* What the task requires
Repeat every line below exactly as it reads.

* Extracted information

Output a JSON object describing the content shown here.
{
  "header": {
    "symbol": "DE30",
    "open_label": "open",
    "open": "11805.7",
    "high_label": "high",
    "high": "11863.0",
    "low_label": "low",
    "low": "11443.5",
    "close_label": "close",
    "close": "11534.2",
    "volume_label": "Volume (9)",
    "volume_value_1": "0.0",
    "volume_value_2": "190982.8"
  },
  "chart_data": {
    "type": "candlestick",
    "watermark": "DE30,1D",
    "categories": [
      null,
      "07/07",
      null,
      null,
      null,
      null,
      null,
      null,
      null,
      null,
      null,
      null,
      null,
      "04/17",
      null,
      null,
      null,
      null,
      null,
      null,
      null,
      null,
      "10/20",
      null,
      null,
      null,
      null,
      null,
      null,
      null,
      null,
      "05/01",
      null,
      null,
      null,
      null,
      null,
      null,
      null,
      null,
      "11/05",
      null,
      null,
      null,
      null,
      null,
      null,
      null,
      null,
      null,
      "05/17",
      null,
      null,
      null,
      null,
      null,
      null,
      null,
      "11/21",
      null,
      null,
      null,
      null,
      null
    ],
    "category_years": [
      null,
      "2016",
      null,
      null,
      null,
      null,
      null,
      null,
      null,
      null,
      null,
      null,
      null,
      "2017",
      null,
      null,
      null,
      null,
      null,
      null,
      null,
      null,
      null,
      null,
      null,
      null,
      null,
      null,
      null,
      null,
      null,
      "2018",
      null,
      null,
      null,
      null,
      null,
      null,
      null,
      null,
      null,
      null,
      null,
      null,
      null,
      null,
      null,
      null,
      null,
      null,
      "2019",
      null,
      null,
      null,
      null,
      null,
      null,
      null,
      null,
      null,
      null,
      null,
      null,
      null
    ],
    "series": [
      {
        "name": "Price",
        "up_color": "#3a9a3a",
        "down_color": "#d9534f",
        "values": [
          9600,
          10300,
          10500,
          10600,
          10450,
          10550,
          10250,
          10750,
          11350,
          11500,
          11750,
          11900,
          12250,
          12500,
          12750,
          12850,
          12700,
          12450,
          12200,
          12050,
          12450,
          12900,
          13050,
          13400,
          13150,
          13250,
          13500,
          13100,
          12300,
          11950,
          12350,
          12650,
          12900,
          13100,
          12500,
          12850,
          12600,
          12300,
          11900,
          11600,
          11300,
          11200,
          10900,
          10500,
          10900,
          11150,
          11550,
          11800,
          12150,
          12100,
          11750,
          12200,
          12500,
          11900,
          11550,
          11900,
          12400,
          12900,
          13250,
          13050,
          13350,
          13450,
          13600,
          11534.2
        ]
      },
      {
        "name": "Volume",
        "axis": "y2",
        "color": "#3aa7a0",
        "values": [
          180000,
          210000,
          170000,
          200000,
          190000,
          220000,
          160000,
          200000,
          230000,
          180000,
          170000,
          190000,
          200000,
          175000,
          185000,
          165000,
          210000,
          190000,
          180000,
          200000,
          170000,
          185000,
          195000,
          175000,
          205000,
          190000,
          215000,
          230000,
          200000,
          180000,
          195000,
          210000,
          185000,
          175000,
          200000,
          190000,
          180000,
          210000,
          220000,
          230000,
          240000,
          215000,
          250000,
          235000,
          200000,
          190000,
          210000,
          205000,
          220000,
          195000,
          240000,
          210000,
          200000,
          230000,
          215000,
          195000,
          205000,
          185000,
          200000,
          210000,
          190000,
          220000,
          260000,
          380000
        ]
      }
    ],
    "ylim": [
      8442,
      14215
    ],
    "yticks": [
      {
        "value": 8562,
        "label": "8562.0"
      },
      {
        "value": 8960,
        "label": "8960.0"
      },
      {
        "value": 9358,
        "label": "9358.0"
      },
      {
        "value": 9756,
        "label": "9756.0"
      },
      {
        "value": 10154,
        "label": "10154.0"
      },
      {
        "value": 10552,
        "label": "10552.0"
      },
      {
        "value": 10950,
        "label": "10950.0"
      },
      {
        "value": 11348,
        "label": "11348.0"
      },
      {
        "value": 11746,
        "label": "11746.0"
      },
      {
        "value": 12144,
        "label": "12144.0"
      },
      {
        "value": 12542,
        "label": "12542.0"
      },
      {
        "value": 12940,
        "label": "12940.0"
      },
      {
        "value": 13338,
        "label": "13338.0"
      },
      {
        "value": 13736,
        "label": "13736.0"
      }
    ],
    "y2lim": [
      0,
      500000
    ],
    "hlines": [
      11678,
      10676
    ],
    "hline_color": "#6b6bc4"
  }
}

* Solution for this exercise
Output a JSON object describing the content shown here.
{
  "header": {
    "symbol": "DE30",
    "open_label": "open",
    "open": "11805.7",
    "high_label": "high",
    "high": "11863.0",
    "low_label": "low",
    "low": "11443.5",
    "close_label": "close",
    "close": "11534.2",
    "volume_label": "Volume (9)",
    "volume_value_1": "0.0",
    "volume_value_2": "190982.8"
  },
  "chart_data": {
    "type": "candlestick",
    "watermark": "DE30,1D",
    "categories": [
      null,
      "07/07",
      null,
      null,
      null,
      null,
      null,
      null,
      null,
      null,
      null,
      null,
      null,
      "04/17",
      null,
      null,
      null,
      null,
      null,
      null,
      null,
      null,
      "10/20",
      null,
      null,
      null,
      null,
      null,
      null,
      null,
      null,
      "05/01",
      null,
      null,
      null,
      null,
      null,
      null,
      null,
      null,
      "11/05",
      null,
      null,
      null,
      null,
      null,
      null,
      null,
      null,
      null,
      "05/17",
      null,
      null,
      null,
      null,
      null,
      null,
      null,
      "11/21",
      null,
      null,
      null,
      null,
      null
    ],
    "category_years": [
      null,
      "2016",
      null,
      null,
      null,
      null,
      null,
      null,
      null,
      null,
      null,
      null,
      null,
      "2017",
      null,
      null,
      null,
      null,
      null,
      null,
      null,
      null,
      null,
      null,
      null,
      null,
      null,
      null,
      null,
      null,
      null,
      "2018",
      null,
      null,
      null,
      null,
      null,
      null,
      null,
      null,
      null,
      null,
      null,
      null,
      null,
      null,
      null,
      null,
      null,
      null,
      "2019",
      null,
      null,
      null,
      null,
      null,
      null,
      null,
      null,
      null,
      null,
      null,
      null,
      null
    ],
    "series": [
      {
        "name": "Price",
        "up_color": "#3a9a3a",
        "down_color": "#d9534f",
        "values": [
          9600,
          10300,
          10500,
          10600,
          10450,
          10550,
          10250,
          10750,
          11350,
          11500,
          11750,
          11900,
          12250,
          12500,
          12750,
          12850,
          12700,
          12450,
          12200,
          12050,
          12450,
          12900,
          13050,
          13400,
          13150,
          13250,
          13500,
          13100,
          12300,
          11950,
          12350,
          12650,
          12900,
          13100,
          12500,
          12850,
          12600,
          12300,
          11900,
          11600,
          11300,
          11200,
          10900,
          10500,
          10900,
          11150,
          11550,
          11800,
          12150,
          12100,
          11750,
          12200,
          12500,
          11900,
          11550,
          11900,
          12400,
          12900,
          13250,
          13050,
          13350,
          13450,
          13600,
          11534.2
        ]
      },
      {
        "name": "Volume",
        "axis": "y2",
        "color": "#3aa7a0",
        "values": [
          180000,
          210000,
          170000,
          200000,
          190000,
          220000,
          160000,
          200000,
          230000,
          180000,
          170000,
          190000,
          200000,
          175000,
          185000,
          165000,
          210000,
          190000,
          180000,
          200000,
          170000,
          185000,
          195000,
          175000,
          205000,
          190000,
          215000,
          230000,
          200000,
          180000,
          195000,
          210000,
          185000,
          175000,
          200000,
          190000,
          180000,
          210000,
          220000,
          230000,
          240000,
          215000,
          250000,
          235000,
          200000,
          190000,
          210000,
          205000,
          220000,
          195000,
          240000,
          210000,
          200000,
          230000,
          215000,
          195000,
          205000,
          185000,
          200000,
          210000,
          190000,
          220000,
          260000,
          380000
        ]
      }
    ],
    "ylim": [
      8442,
      14215
    ],
    "yticks": [
      {
        "value": 8562,
        "label": "8562.0"
      },
      {
        "value": 8960,
        "label": "8960.0"
      },
      {
        "value": 9358,
        "label": "9358.0"
      },
      {
        "value": 9756,
        "label": "9756.0"
      },
      {
        "value": 10154,
        "label": "10154.0"
      },
      {
        "value": 10552,
        "label": "10552.0"
      },
      {
        "value": 10950,
        "label": "10950.0"
      },
      {
        "value": 11348,
        "label": "11348.0"
      },
      {
        "value": 11746,
        "label": "11746.0"
      },
      {
        "value": 12144,
        "label": "12144.0"
      },
      {
        "value": 12542,
        "label": "12542.0"
      },
      {
        "value": 12940,
        "label": "12940.0"
      },
      {
        "value": 13338,
        "label": "13338.0"
      },
      {
        "value": 13736,
        "label": "13736.0"
      }
    ],
    "y2lim": [
      0,
      500000
    ],
    "hlines": [
      11678,
      10676
    ],
    "hline_color": "#6b6bc4"
  }
}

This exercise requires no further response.